Stored items from a collection:
================================
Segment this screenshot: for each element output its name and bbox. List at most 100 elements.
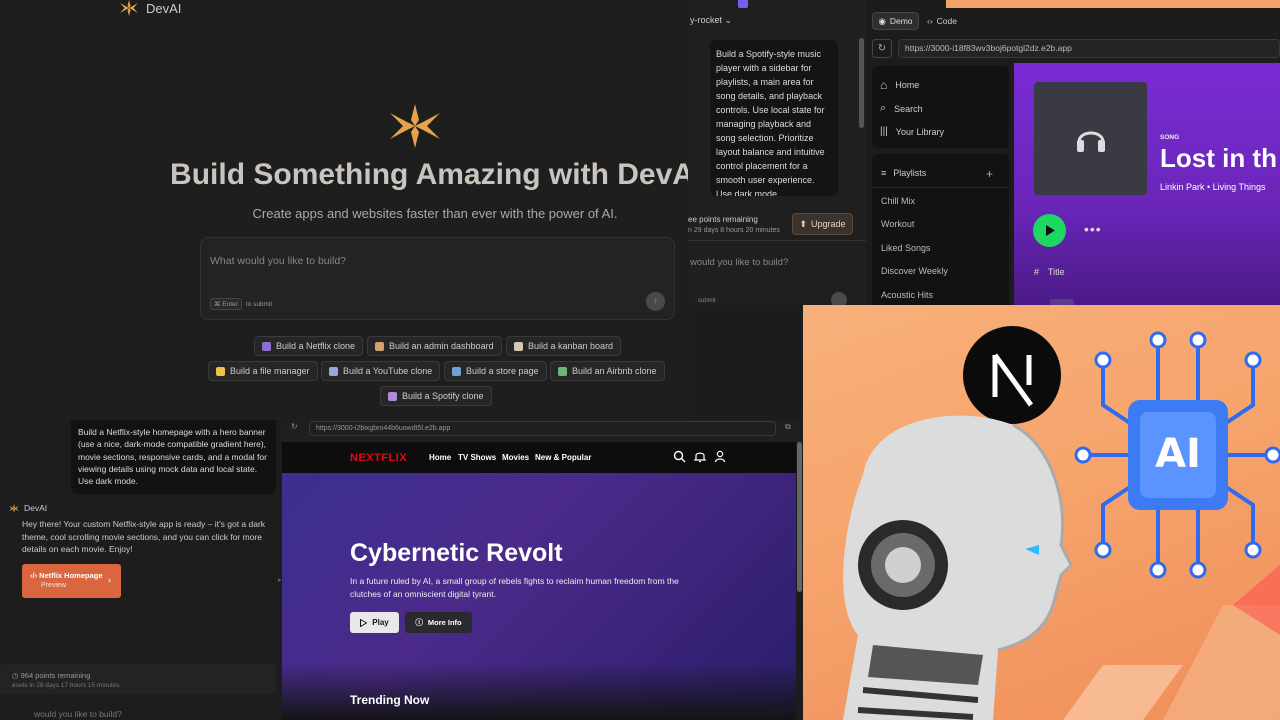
hero-banner: Cybernetic Revolt In a future ruled by A…	[282, 473, 796, 720]
tab-label: Demo	[889, 16, 913, 26]
card-subtitle: Preview	[41, 582, 66, 589]
netflix-navbar: NEXTFLIX Home TV Shows Movies New & Popu…	[282, 442, 796, 473]
tab-label: Code	[936, 16, 957, 26]
add-playlist-icon[interactable]: +	[986, 167, 993, 181]
search-icon[interactable]	[673, 450, 686, 463]
project-name: y-rocket	[690, 15, 723, 25]
scrollbar[interactable]	[796, 442, 803, 720]
points-remaining: ◷ 964 points remaining	[12, 671, 90, 680]
upgrade-label: Upgrade	[811, 219, 846, 229]
user-icon[interactable]	[714, 450, 726, 463]
chat-input[interactable]: would you like to build?	[34, 709, 122, 719]
suggestion-admin-dashboard[interactable]: Build an admin dashboard	[367, 336, 502, 356]
submit-hint: submit	[698, 298, 716, 304]
suggestion-airbnb[interactable]: Build an Airbnb clone	[550, 361, 665, 381]
refresh-icon[interactable]: ↻	[291, 422, 298, 431]
netflix-logo[interactable]: NEXTFLIX	[350, 452, 407, 464]
suggestion-netflix[interactable]: Build a Netflix clone	[254, 336, 364, 356]
prompt-input[interactable]: What would you like to build? ⌘ Enter to…	[200, 237, 675, 320]
play-button[interactable]: Play	[350, 612, 399, 633]
suggestion-youtube[interactable]: Build a YouTube clone	[321, 361, 441, 381]
chat-input[interactable]: would you like to build?	[690, 257, 788, 268]
suggestion-spotify[interactable]: Build a Spotify clone	[380, 386, 492, 406]
nav-new-popular[interactable]: New & Popular	[535, 453, 591, 462]
eye-icon: ◉	[878, 15, 886, 26]
refresh-icon[interactable]: ↻	[872, 39, 892, 58]
nav-home[interactable]: ⌂ Home	[880, 78, 919, 92]
more-info-button[interactable]: ⓘ More Info	[405, 612, 472, 633]
more-options-icon[interactable]: •••	[1084, 221, 1102, 237]
playlist-item[interactable]: Chill Mix	[881, 196, 915, 206]
points-remaining: ee points remaining	[688, 215, 758, 224]
playlist-item[interactable]: Discover Weekly	[881, 266, 948, 276]
points-reset: esets in 28 days 17 hours 15 minutes	[12, 682, 120, 689]
bot-message: Hey there! Your custom Netflix-style app…	[22, 519, 266, 554]
divider	[688, 240, 866, 241]
project-selector[interactable]: y-rocket ⌄	[690, 15, 732, 26]
url-bar[interactable]: https://3000-i18f83wv3boj6potgl2dz.e2b.a…	[898, 39, 1280, 58]
headphones-icon	[1076, 131, 1105, 152]
search-icon: ⌕	[880, 102, 887, 114]
suggestion-kanban[interactable]: Build a kanban board	[506, 336, 622, 356]
preview-card-button[interactable]: ‹/› Netflix Homepage Preview ›	[22, 564, 121, 598]
nav-movies[interactable]: Movies	[502, 453, 529, 462]
ai-artwork: AI	[803, 305, 1280, 720]
play-button[interactable]	[1033, 214, 1066, 247]
brand-header[interactable]: DevAI	[120, 0, 181, 16]
tab-demo[interactable]: ◉ Demo	[872, 12, 919, 30]
avatar-icon	[738, 0, 748, 8]
url-bar[interactable]: https://3000-i2bixgbro44b6uowdt5l.e2b.ap…	[309, 421, 776, 436]
song-type-label: SONG	[1160, 134, 1180, 141]
tab-code[interactable]: ‹› Code	[923, 12, 961, 30]
points-reset: n 29 days 8 hours 20 minutes	[688, 227, 780, 234]
spotify-main: SONG Lost in th Linkin Park • Living Thi…	[1014, 63, 1280, 305]
playlist-item[interactable]: Acoustic Hits	[881, 290, 933, 300]
spotify-preview-window: ◉ Demo ‹› Code ↻ https://3000-i18f83wv3boj…	[866, 0, 1280, 314]
playlist-item[interactable]: Liked Songs	[881, 243, 931, 253]
suggestion-label: Build a store page	[466, 366, 539, 376]
suggestion-label: Build an Airbnb clone	[572, 366, 657, 376]
column-title: Title	[1048, 267, 1065, 277]
external-link-icon[interactable]: ⧉	[785, 422, 791, 432]
browser-bar: ↻ https://3000-i2bixgbro44b6uowdt5l.e2b.…	[282, 420, 803, 442]
home-icon: ⌂	[880, 78, 888, 92]
composite-screenshot: DevAI Build Something Amazing with DevA …	[0, 0, 1280, 720]
more-info-label: More Info	[427, 618, 462, 627]
code-icon: ‹/›	[30, 571, 40, 580]
clock-icon: ◷	[12, 671, 21, 680]
submit-hint-text: to submit	[245, 300, 273, 308]
song-title: Lost in th	[1160, 143, 1277, 173]
scrollbar-thumb[interactable]	[797, 442, 802, 592]
background-strip	[946, 0, 1280, 8]
playlists-header: ≡ Playlists	[881, 168, 926, 178]
code-icon: ‹›	[927, 16, 933, 26]
folder-icon	[216, 366, 225, 376]
movie-description: In a future ruled by AI, a small group o…	[350, 576, 679, 599]
robot-head-icon	[843, 415, 1073, 720]
suggestion-label: Build an admin dashboard	[389, 341, 494, 351]
nav-tv-shows[interactable]: TV Shows	[458, 453, 496, 462]
hero-subtitle: Create apps and websites faster than eve…	[252, 206, 618, 221]
nav-home[interactable]: Home	[429, 453, 451, 462]
bell-icon[interactable]	[694, 450, 706, 463]
house-icon	[558, 366, 567, 376]
suggestion-file-manager[interactable]: Build a file manager	[208, 361, 318, 381]
suggestion-store-page[interactable]: Build a store page	[444, 361, 547, 381]
spotify-sidebar: ⌂ Home ⌕ Search ||| Your Library ≡ Playlists…	[872, 66, 1009, 314]
play-label: Play	[372, 618, 389, 627]
resize-handle-icon[interactable]: ▸	[278, 576, 282, 584]
chevron-right-icon: ›	[108, 575, 111, 585]
playlist-item[interactable]: Workout	[881, 219, 914, 229]
send-button[interactable]: ↑	[646, 292, 665, 311]
nav-library[interactable]: ||| Your Library	[880, 126, 944, 137]
hero-fade	[282, 663, 796, 720]
nav-search[interactable]: ⌕ Search	[880, 102, 923, 115]
upgrade-button[interactable]: ⬆ Upgrade	[792, 213, 853, 235]
playlists-label: Playlists	[893, 168, 927, 178]
scrollbar[interactable]	[859, 38, 864, 128]
enter-key: ⌘ Enter	[210, 298, 242, 310]
card-title-text: Netflix Homepage	[39, 571, 103, 580]
suggestion-label: Build a file manager	[230, 366, 310, 376]
devai-landing: DevAI Build Something Amazing with DevA …	[0, 0, 694, 420]
clipboard-icon	[514, 341, 523, 351]
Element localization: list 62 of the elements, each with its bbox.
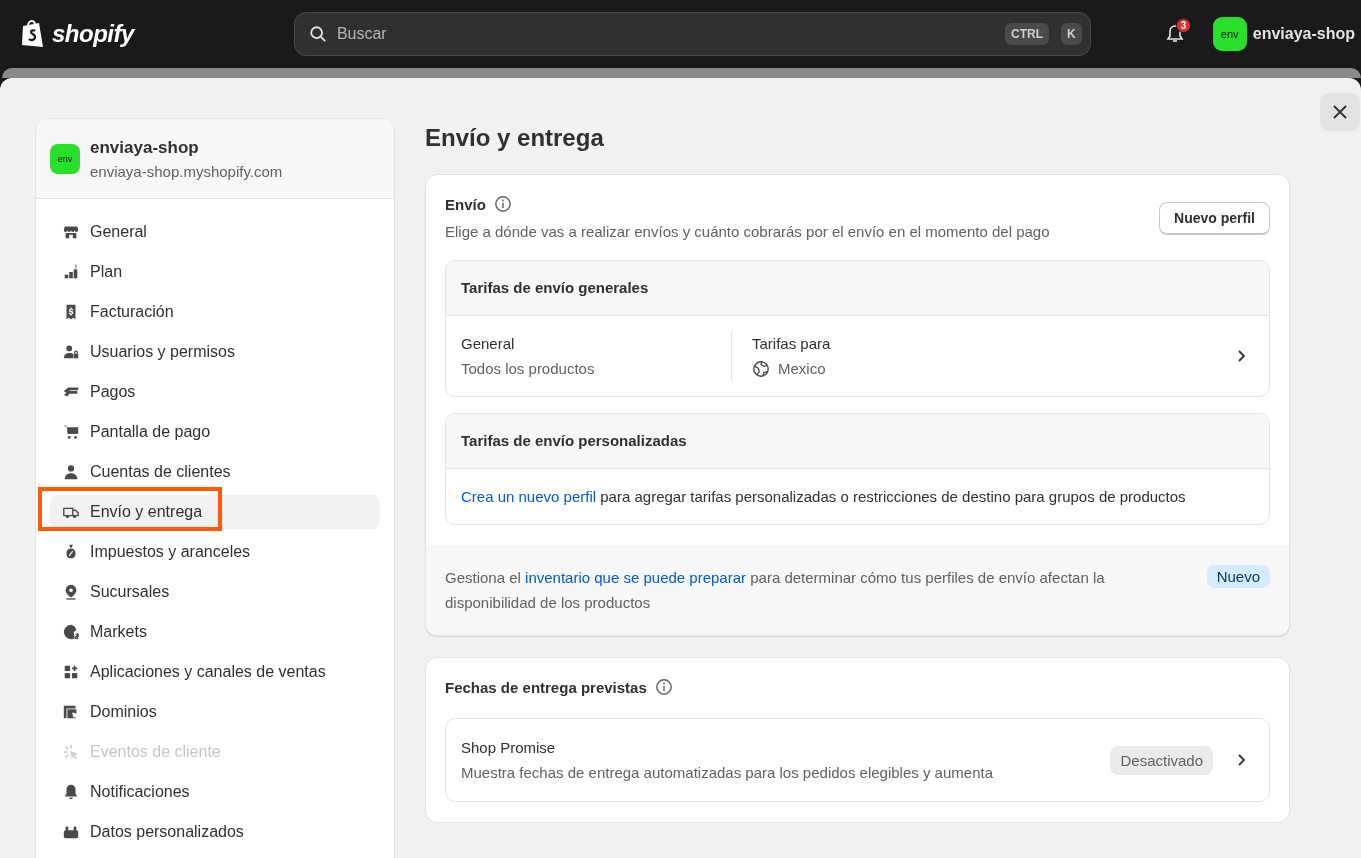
================================
-- TASK STATEMENT --
Copy every line of the items above word for word, leaving out the pictures.

-- THE REPLY --
Segment this screenshot: for each element output its name and bbox. List at most 100 elements.
hero-banner: Cybernetic Revolt In a future ruled by A…	[282, 473, 796, 720]
tab-label: Demo	[889, 16, 913, 26]
card-subtitle: Preview	[41, 582, 66, 589]
netflix-navbar: NEXTFLIX Home TV Shows Movies New & Popu…	[282, 442, 796, 473]
tab-label: Code	[936, 16, 957, 26]
add-playlist-icon[interactable]: +	[986, 167, 993, 181]
search-icon[interactable]	[673, 450, 686, 463]
project-name: y-rocket	[690, 15, 723, 25]
scrollbar[interactable]	[796, 442, 803, 720]
points-remaining: ◷ 964 points remaining	[12, 671, 90, 680]
upgrade-label: Upgrade	[811, 219, 846, 229]
user-icon[interactable]	[714, 450, 726, 463]
chat-input[interactable]: would you like to build?	[34, 709, 122, 719]
suggestion-admin-dashboard[interactable]: Build an admin dashboard	[367, 336, 502, 356]
submit-hint: submit	[698, 298, 716, 304]
suggestion-airbnb[interactable]: Build an Airbnb clone	[550, 361, 665, 381]
refresh-icon[interactable]: ↻	[291, 422, 298, 431]
netflix-logo[interactable]: NEXTFLIX	[350, 452, 407, 464]
suggestion-netflix[interactable]: Build a Netflix clone	[254, 336, 364, 356]
prompt-input[interactable]: What would you like to build? ⌘ Enter to…	[200, 237, 675, 320]
play-button[interactable]: Play	[350, 612, 399, 633]
suggestion-youtube[interactable]: Build a YouTube clone	[321, 361, 441, 381]
chat-input[interactable]: would you like to build?	[690, 257, 788, 268]
suggestion-spotify[interactable]: Build a Spotify clone	[380, 386, 492, 406]
nav-new-popular[interactable]: New & Popular	[535, 453, 591, 462]
eye-icon: ◉	[878, 15, 886, 26]
refresh-icon[interactable]: ↻	[872, 39, 892, 58]
nav-home[interactable]: ⌂ Home	[880, 78, 919, 92]
more-info-button[interactable]: ⓘ More Info	[405, 612, 472, 633]
more-options-icon[interactable]: •••	[1084, 221, 1102, 237]
playlist-item[interactable]: Chill Mix	[881, 196, 915, 206]
points-remaining: ee points remaining	[688, 215, 758, 224]
playlist-item[interactable]: Discover Weekly	[881, 266, 948, 276]
points-reset: esets in 28 days 17 hours 15 minutes	[12, 682, 120, 689]
bot-message: Hey there! Your custom Netflix-style app…	[22, 519, 266, 554]
divider	[688, 240, 866, 241]
project-selector[interactable]: y-rocket ⌄	[690, 15, 732, 26]
url-bar[interactable]: https://3000-i18f83wv3boj6potgl2dz.e2b.a…	[898, 39, 1280, 58]
headphones-icon	[1076, 131, 1105, 152]
search-icon: ⌕	[880, 102, 887, 114]
suggestion-kanban[interactable]: Build a kanban board	[506, 336, 622, 356]
preview-card-button[interactable]: ‹/› Netflix Homepage Preview ›	[22, 564, 121, 598]
nav-movies[interactable]: Movies	[502, 453, 529, 462]
ai-artwork: AI	[803, 305, 1280, 720]
play-button[interactable]	[1033, 214, 1066, 247]
brand-header[interactable]: DevAI	[120, 0, 181, 16]
tab-demo[interactable]: ◉ Demo	[872, 12, 919, 30]
avatar-icon	[738, 0, 748, 8]
url-bar[interactable]: https://3000-i2bixgbro44b6uowdt5l.e2b.ap…	[309, 421, 776, 436]
song-type-label: SONG	[1160, 134, 1180, 141]
tab-code[interactable]: ‹› Code	[923, 12, 961, 30]
points-reset: n 29 days 8 hours 20 minutes	[688, 227, 780, 234]
spotify-main: SONG Lost in th Linkin Park • Living Thi…	[1014, 63, 1280, 305]
playlist-item[interactable]: Acoustic Hits	[881, 290, 933, 300]
spotify-preview-window: ◉ Demo ‹› Code ↻ https://3000-i18f83wv3boj…	[866, 0, 1280, 314]
playlist-item[interactable]: Liked Songs	[881, 243, 931, 253]
suggestion-label: Build a store page	[466, 366, 539, 376]
suggestion-label: Build an Airbnb clone	[572, 366, 657, 376]
column-title: Title	[1048, 267, 1065, 277]
external-link-icon[interactable]: ⧉	[785, 422, 791, 432]
browser-bar: ↻ https://3000-i2bixgbro44b6uowdt5l.e2b.…	[282, 420, 803, 442]
home-icon: ⌂	[880, 78, 888, 92]
composite-screenshot: DevAI Build Something Amazing with DevA …	[0, 0, 1280, 720]
more-info-label: More Info	[427, 618, 462, 627]
code-icon: ‹/›	[30, 571, 40, 580]
clock-icon: ◷	[12, 671, 21, 680]
submit-hint-text: to submit	[245, 300, 273, 308]
song-title: Lost in th	[1160, 143, 1277, 173]
scrollbar-thumb[interactable]	[797, 442, 802, 592]
background-strip	[946, 0, 1280, 8]
playlists-header: ≡ Playlists	[881, 168, 926, 178]
code-icon: ‹›	[927, 16, 933, 26]
folder-icon	[216, 366, 225, 376]
movie-description: In a future ruled by AI, a small group o…	[350, 576, 679, 599]
robot-head-icon	[843, 415, 1073, 720]
suggestion-label: Build an admin dashboard	[389, 341, 494, 351]
nav-tv-shows[interactable]: TV Shows	[458, 453, 496, 462]
hero-subtitle: Create apps and websites faster than eve…	[252, 206, 618, 221]
nav-home[interactable]: Home	[429, 453, 451, 462]
bell-icon[interactable]	[694, 450, 706, 463]
house-icon	[558, 366, 567, 376]
suggestion-file-manager[interactable]: Build a file manager	[208, 361, 318, 381]
suggestion-store-page[interactable]: Build a store page	[444, 361, 547, 381]
spotify-sidebar: ⌂ Home ⌕ Search ||| Your Library ≡ Playlists…	[872, 66, 1009, 314]
play-label: Play	[372, 618, 389, 627]
resize-handle-icon[interactable]: ▸	[278, 576, 282, 584]
chevron-right-icon: ›	[108, 575, 111, 585]
playlist-item[interactable]: Workout	[881, 219, 914, 229]
send-button[interactable]: ↑	[646, 292, 665, 311]
nav-library[interactable]: ||| Your Library	[880, 126, 944, 137]
hero-fade	[282, 663, 796, 720]
nav-search[interactable]: ⌕ Search	[880, 102, 923, 115]
upgrade-button[interactable]: ⬆ Upgrade	[792, 213, 853, 235]
playlists-label: Playlists	[893, 168, 927, 178]
scrollbar[interactable]	[859, 38, 864, 128]
enter-key: ⌘ Enter	[210, 298, 242, 310]
card-title-text: Netflix Homepage	[39, 571, 103, 580]
suggestion-label: Build a file manager	[230, 366, 310, 376]
devai-landing: DevAI Build Something Amazing with DevA …	[0, 0, 694, 420]
clipboard-icon	[514, 341, 523, 351]
Element localization: list 62 of the elements, each with its bbox.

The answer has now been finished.